::: DATASET :::

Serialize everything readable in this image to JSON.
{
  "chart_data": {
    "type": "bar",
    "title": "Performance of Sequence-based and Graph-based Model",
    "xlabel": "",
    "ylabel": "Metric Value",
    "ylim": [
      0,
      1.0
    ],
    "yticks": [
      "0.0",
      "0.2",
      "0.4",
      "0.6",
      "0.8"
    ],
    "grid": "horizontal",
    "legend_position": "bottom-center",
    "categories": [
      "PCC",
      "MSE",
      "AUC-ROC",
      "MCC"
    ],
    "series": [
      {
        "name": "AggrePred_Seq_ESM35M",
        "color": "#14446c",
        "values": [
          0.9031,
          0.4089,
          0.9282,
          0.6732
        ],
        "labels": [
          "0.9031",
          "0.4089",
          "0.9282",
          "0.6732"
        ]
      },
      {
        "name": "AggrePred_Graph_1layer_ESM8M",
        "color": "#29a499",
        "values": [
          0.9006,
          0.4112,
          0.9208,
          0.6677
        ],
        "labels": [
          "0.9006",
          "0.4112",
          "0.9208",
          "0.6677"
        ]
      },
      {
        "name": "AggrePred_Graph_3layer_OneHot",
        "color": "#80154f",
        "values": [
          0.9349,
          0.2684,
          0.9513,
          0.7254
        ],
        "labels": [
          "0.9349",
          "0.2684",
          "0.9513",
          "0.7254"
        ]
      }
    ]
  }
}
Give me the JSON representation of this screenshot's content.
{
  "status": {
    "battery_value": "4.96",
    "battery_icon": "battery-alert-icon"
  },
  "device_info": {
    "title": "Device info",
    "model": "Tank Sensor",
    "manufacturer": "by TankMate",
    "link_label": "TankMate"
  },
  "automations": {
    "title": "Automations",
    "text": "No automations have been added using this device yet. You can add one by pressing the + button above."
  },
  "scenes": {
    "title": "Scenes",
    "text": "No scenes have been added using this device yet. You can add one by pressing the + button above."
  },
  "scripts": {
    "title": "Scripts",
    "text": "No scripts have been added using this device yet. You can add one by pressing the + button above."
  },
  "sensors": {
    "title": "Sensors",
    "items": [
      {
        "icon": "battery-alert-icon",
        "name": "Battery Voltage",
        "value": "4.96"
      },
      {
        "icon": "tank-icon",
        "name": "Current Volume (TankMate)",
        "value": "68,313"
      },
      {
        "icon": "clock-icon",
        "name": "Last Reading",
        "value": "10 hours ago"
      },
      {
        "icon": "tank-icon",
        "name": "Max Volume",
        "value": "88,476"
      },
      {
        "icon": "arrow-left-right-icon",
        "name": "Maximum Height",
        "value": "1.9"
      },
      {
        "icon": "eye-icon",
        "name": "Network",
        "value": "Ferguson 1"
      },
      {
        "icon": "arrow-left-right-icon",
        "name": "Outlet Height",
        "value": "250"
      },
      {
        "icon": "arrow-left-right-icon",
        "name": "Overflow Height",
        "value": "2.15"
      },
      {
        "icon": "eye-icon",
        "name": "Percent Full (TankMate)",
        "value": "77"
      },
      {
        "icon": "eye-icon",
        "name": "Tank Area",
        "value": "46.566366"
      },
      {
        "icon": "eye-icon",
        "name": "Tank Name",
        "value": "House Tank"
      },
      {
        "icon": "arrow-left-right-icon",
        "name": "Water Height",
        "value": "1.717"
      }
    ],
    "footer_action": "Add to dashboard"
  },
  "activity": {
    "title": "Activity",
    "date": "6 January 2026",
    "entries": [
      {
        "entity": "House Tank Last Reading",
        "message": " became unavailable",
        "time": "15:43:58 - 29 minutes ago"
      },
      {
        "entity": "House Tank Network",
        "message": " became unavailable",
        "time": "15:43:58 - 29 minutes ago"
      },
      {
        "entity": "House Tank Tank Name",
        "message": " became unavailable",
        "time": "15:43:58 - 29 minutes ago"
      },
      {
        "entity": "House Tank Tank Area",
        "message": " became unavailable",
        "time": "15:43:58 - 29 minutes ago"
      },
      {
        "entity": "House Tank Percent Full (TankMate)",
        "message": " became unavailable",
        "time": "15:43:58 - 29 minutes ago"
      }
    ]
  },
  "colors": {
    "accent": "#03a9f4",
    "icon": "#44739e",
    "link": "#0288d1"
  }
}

:::

### EXERCISE DETAILS
Within the listing above, copy each line that has the string "Reading".

### WRITTEN SOLUTION
        "name": "Last Reading",
        "entity": "House Tank Last Reading",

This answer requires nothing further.